- **SHORT PROBLEM**
Gather every line in the records below that contains the word "values".

- **EXTRACTED INFORMATION**
* start *

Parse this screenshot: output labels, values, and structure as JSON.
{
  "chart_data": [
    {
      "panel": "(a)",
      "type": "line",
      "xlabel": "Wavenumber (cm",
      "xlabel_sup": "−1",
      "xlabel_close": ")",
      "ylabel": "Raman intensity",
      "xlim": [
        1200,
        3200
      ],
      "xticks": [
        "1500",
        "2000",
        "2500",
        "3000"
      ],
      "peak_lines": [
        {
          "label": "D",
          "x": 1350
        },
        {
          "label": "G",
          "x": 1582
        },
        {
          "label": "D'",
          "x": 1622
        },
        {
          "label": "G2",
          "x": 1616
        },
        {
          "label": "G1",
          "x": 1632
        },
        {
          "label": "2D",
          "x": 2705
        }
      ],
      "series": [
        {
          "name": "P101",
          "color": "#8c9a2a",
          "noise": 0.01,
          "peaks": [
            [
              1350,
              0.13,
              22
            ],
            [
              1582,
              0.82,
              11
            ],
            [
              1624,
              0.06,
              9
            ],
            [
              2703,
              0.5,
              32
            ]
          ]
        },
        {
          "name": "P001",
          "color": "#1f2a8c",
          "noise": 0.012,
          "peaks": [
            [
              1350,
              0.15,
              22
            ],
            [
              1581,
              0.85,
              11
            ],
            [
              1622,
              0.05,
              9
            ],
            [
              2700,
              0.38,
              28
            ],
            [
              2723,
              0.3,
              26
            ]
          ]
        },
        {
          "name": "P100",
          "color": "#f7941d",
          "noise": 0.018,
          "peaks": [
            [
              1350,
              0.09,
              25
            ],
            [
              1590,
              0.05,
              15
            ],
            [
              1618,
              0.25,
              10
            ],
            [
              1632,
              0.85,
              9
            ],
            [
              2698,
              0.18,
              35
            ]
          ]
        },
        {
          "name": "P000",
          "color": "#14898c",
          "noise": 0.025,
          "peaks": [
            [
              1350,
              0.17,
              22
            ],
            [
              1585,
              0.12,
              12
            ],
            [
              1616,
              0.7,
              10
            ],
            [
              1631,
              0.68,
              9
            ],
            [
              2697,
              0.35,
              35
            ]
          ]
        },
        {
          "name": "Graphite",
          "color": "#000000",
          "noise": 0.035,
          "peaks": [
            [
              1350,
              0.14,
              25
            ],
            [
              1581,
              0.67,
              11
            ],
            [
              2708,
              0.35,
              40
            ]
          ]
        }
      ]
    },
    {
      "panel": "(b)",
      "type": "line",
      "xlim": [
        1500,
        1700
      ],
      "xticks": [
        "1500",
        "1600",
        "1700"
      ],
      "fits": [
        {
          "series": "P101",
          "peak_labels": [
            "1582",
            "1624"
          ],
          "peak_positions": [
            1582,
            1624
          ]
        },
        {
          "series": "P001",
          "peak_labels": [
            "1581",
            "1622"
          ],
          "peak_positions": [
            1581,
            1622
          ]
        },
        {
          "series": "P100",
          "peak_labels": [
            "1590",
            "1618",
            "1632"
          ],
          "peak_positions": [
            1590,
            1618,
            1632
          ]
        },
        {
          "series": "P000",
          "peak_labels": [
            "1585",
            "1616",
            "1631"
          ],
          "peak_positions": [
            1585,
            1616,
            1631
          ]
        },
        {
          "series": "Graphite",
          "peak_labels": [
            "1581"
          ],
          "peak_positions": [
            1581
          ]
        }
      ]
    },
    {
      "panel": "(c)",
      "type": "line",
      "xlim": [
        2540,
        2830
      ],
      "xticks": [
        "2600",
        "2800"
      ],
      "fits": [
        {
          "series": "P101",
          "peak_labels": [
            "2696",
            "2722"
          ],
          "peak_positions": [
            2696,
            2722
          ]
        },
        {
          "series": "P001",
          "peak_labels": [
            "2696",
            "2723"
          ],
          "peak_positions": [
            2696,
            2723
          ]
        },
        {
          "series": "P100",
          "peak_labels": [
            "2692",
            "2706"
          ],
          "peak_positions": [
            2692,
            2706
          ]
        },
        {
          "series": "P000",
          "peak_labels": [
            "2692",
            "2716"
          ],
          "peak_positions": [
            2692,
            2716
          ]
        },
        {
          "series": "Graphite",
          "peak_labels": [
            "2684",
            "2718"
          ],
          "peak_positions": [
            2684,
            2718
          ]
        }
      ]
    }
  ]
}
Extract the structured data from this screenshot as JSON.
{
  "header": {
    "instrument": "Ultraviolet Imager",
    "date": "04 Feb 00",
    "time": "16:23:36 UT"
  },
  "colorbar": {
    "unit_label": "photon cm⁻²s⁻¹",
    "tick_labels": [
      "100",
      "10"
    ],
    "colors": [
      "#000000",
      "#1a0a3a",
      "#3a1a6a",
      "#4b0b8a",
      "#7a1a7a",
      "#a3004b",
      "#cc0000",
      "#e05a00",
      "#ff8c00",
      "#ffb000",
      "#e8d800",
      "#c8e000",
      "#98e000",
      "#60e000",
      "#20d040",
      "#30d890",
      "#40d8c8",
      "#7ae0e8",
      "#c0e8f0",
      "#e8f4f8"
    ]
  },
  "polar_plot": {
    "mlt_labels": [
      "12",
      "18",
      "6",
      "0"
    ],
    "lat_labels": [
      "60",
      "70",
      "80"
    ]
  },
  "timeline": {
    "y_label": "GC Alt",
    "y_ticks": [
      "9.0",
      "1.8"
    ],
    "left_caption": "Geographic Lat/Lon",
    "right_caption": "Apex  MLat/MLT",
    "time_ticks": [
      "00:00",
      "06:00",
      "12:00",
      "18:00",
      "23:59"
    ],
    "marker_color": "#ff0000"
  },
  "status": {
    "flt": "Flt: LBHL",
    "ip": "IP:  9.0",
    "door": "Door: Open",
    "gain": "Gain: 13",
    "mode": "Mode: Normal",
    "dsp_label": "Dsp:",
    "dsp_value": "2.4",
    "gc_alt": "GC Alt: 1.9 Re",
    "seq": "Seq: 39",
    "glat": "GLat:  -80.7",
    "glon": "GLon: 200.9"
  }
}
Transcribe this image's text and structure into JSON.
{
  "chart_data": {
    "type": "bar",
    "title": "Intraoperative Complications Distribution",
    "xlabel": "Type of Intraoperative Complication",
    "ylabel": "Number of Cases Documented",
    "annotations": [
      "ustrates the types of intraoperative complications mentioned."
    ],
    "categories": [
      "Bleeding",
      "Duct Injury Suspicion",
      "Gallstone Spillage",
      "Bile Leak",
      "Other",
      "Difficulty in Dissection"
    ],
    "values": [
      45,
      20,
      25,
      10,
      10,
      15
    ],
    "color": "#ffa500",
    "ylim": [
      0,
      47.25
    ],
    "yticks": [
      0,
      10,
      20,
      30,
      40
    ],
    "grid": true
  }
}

* end *

- **COMPLETED EXERCISE**
Parse this screenshot: output labels, values, and structure as JSON.
    "values": [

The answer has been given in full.